* _PROBLEM DESCRIPTION_:
Across the listing below, work out how many lines include the word "category". Give the number alone.
[[ EXERCISE DATA open ]]
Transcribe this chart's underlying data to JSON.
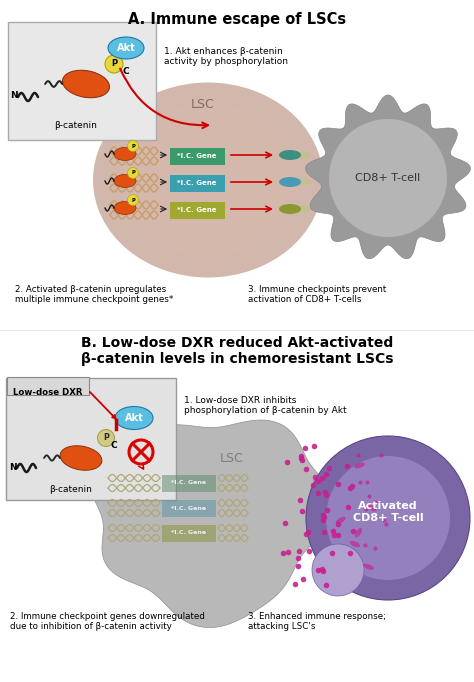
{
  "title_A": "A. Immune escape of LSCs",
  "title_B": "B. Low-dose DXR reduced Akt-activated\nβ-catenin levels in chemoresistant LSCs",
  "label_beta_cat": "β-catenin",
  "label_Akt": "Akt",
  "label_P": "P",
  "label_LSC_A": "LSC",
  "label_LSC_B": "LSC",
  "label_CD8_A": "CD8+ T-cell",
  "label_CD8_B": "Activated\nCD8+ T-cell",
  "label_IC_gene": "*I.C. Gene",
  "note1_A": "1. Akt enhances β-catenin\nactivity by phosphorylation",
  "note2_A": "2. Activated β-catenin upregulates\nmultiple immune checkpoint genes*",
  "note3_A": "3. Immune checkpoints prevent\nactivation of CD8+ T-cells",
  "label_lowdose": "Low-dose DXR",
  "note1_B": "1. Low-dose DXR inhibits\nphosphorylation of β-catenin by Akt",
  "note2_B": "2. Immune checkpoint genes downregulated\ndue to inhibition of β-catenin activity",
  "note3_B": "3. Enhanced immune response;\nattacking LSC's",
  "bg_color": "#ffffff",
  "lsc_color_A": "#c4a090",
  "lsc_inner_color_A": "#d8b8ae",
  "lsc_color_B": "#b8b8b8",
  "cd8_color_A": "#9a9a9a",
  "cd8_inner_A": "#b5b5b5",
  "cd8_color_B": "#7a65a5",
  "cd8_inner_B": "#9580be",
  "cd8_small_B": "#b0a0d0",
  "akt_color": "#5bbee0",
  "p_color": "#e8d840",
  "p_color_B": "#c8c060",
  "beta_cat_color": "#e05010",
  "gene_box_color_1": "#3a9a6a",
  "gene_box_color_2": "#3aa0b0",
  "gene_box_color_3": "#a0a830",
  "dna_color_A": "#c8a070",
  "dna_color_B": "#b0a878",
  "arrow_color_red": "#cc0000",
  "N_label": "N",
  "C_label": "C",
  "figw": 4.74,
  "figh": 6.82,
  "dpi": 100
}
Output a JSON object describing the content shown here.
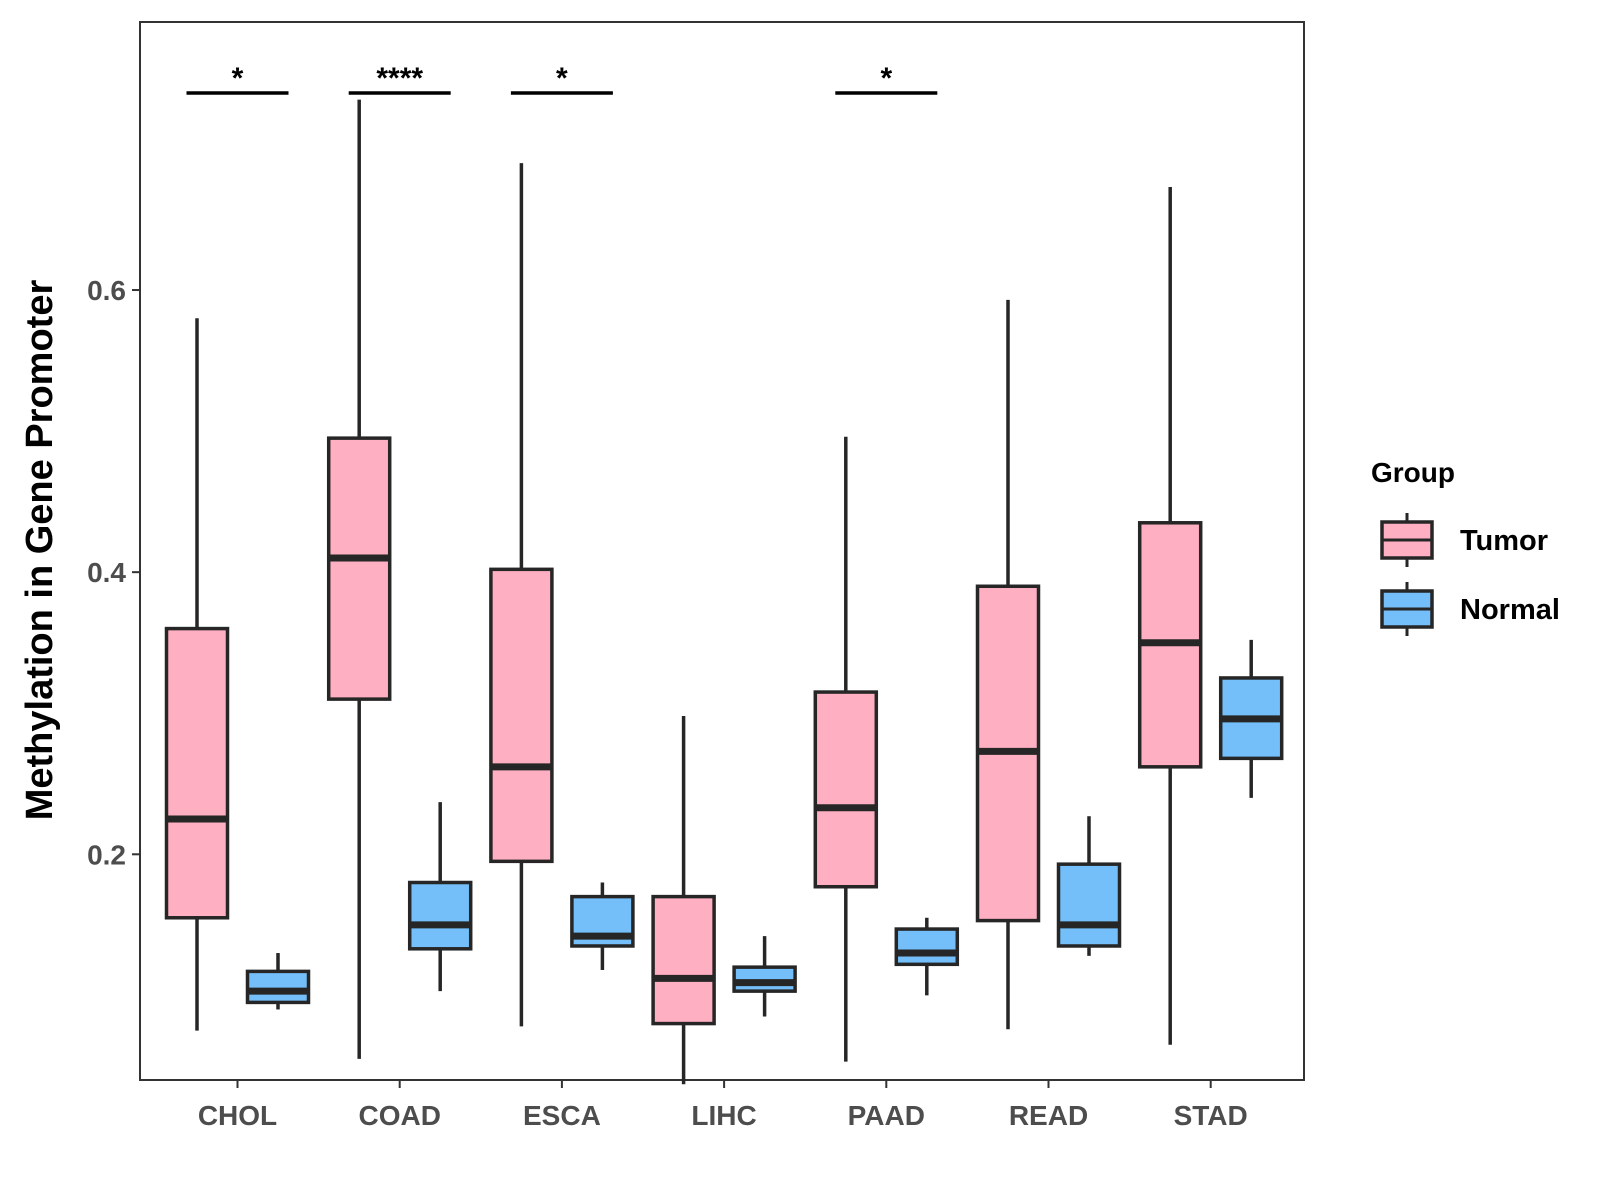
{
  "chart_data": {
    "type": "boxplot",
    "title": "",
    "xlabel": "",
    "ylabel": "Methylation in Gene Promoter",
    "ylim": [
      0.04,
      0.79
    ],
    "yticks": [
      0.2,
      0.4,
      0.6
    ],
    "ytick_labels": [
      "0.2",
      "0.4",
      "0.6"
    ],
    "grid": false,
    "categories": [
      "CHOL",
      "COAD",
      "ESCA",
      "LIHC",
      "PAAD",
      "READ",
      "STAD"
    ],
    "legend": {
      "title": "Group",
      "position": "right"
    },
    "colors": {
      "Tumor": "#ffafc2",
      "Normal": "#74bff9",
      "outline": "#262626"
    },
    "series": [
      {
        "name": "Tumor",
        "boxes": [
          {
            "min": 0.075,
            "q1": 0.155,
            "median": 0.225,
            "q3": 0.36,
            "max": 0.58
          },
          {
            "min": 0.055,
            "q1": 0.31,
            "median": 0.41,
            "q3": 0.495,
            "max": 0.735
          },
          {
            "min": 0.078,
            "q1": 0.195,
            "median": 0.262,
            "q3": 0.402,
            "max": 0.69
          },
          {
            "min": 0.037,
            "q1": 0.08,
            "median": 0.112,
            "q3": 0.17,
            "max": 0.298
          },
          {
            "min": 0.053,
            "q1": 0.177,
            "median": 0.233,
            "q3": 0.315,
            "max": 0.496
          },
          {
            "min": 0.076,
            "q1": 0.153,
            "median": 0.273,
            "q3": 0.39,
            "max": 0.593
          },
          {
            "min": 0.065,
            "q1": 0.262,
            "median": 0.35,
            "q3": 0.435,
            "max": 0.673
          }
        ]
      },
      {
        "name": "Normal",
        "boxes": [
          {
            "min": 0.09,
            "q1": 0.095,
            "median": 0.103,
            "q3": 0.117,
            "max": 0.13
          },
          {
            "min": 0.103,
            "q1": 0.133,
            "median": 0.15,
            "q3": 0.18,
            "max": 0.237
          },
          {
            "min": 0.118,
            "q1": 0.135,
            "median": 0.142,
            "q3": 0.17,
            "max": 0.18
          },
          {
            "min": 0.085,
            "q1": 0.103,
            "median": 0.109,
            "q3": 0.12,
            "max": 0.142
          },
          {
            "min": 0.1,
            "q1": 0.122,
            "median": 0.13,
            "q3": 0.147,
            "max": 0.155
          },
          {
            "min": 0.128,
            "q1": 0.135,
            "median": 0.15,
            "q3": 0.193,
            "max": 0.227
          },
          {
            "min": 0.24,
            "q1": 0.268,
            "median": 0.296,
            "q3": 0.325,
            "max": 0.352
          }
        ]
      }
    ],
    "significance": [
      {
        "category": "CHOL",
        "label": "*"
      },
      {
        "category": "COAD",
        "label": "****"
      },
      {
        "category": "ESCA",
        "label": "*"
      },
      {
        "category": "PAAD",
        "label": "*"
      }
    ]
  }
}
[[ EXERCISE DATA closed ]]
[[ EXERCISE DATA open ]]
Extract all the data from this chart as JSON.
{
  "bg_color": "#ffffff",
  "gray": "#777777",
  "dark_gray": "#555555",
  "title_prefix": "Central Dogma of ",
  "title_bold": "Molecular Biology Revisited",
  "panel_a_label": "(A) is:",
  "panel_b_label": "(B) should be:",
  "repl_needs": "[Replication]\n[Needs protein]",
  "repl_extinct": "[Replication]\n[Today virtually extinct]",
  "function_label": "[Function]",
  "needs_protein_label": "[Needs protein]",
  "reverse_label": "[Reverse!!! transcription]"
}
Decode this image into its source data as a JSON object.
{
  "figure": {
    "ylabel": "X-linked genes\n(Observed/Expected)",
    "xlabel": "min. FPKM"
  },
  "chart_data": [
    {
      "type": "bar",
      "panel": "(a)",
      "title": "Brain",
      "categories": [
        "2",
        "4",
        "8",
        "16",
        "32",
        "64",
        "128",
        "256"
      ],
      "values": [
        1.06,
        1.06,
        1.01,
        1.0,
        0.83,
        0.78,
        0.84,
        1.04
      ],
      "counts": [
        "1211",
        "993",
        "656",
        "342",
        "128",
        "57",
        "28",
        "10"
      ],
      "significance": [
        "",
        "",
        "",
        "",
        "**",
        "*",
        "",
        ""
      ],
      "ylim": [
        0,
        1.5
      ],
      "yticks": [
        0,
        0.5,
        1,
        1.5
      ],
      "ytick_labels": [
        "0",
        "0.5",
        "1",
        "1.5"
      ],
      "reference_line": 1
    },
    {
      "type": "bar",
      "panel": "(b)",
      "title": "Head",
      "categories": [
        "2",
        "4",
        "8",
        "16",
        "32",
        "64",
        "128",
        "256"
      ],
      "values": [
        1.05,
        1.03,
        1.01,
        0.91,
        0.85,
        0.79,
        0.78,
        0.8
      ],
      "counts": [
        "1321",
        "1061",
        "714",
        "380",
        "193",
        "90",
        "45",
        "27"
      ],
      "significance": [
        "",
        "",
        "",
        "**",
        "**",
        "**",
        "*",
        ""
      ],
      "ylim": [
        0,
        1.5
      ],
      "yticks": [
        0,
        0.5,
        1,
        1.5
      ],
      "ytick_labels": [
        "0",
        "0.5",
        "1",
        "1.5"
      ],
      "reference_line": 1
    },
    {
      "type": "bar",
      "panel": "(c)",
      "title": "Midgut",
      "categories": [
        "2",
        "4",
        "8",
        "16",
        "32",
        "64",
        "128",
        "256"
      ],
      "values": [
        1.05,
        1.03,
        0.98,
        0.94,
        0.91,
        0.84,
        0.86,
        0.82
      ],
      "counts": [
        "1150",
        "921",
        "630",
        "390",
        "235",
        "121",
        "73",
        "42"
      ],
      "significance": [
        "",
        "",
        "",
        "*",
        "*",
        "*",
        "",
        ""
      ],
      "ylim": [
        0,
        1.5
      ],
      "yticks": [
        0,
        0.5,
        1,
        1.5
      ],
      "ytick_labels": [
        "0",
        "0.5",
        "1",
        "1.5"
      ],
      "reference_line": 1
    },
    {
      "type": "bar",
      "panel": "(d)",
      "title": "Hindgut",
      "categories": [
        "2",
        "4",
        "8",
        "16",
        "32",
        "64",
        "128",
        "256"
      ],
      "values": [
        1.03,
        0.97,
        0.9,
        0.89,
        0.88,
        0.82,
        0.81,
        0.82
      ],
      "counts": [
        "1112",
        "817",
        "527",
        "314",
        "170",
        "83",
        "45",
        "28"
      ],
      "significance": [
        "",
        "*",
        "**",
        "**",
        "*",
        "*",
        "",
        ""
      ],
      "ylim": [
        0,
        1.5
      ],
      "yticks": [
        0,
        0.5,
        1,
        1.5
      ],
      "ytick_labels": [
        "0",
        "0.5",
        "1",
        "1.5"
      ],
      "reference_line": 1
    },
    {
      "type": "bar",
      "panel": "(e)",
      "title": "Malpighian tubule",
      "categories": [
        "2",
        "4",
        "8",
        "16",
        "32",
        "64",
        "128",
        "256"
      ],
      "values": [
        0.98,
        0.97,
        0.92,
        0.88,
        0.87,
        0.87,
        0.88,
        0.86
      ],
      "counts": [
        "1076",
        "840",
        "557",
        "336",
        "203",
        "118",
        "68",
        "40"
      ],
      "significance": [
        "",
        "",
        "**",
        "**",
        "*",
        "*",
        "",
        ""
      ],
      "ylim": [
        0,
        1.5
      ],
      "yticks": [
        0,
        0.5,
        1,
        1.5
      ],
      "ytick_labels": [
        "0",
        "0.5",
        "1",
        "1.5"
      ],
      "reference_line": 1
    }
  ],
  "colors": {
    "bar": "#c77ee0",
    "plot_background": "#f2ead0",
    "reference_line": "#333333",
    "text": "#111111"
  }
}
[[ EXERCISE DATA closed ]]
[[ EXERCISE DATA open ]]
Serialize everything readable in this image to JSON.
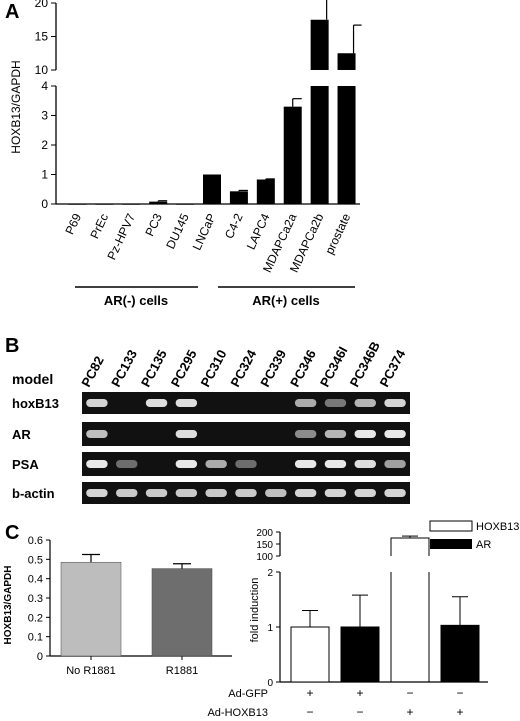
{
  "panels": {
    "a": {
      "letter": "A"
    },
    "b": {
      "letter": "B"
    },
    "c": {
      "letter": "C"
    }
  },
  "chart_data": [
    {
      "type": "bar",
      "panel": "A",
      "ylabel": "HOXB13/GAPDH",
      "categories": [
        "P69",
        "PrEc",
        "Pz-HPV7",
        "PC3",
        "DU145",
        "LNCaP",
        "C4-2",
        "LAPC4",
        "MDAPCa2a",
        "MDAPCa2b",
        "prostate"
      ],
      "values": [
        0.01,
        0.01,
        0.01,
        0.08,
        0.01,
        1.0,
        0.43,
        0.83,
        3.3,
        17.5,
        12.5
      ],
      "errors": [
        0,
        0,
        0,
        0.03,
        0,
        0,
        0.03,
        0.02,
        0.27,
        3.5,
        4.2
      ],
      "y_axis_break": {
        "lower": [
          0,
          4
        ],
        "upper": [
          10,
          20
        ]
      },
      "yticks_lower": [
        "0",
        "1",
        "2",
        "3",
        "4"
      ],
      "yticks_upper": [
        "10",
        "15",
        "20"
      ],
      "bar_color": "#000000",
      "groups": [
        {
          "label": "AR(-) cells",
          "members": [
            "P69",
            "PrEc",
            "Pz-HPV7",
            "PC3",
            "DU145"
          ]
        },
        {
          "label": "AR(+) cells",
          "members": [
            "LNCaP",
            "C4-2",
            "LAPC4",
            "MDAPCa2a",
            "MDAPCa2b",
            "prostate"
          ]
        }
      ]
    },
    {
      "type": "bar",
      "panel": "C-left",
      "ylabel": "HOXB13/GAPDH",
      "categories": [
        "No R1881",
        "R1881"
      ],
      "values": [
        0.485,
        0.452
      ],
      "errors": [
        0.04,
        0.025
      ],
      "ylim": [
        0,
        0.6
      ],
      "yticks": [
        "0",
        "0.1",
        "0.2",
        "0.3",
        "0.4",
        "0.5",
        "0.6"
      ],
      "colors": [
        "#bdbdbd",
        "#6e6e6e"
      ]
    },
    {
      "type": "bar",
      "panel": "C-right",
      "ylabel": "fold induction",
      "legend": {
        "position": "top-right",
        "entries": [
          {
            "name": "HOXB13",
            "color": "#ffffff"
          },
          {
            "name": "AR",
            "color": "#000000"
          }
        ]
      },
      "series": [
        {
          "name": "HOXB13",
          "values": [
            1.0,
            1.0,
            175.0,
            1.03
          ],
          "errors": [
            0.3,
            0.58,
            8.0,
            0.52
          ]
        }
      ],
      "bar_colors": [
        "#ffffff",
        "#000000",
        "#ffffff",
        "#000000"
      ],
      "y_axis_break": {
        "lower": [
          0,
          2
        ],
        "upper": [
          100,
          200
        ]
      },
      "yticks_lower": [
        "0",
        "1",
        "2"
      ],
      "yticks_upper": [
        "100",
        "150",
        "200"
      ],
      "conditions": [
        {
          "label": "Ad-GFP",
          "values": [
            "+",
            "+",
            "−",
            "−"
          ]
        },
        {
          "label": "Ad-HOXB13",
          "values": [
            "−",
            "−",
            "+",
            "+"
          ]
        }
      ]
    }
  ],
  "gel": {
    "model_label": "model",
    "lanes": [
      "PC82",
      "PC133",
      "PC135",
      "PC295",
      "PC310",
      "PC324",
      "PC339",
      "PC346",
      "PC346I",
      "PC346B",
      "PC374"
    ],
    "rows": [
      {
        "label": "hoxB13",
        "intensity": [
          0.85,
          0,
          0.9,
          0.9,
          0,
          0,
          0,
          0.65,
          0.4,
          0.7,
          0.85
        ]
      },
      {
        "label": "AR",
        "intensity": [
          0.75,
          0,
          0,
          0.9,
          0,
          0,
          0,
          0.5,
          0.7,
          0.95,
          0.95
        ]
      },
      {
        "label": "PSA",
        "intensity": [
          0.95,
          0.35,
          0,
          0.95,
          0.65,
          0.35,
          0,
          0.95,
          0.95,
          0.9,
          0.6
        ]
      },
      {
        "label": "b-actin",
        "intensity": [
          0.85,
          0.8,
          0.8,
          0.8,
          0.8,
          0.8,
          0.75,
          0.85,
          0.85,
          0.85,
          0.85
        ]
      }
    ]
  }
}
[[ EXERCISE DATA closed ]]
* _RESPONSE AREA_:
4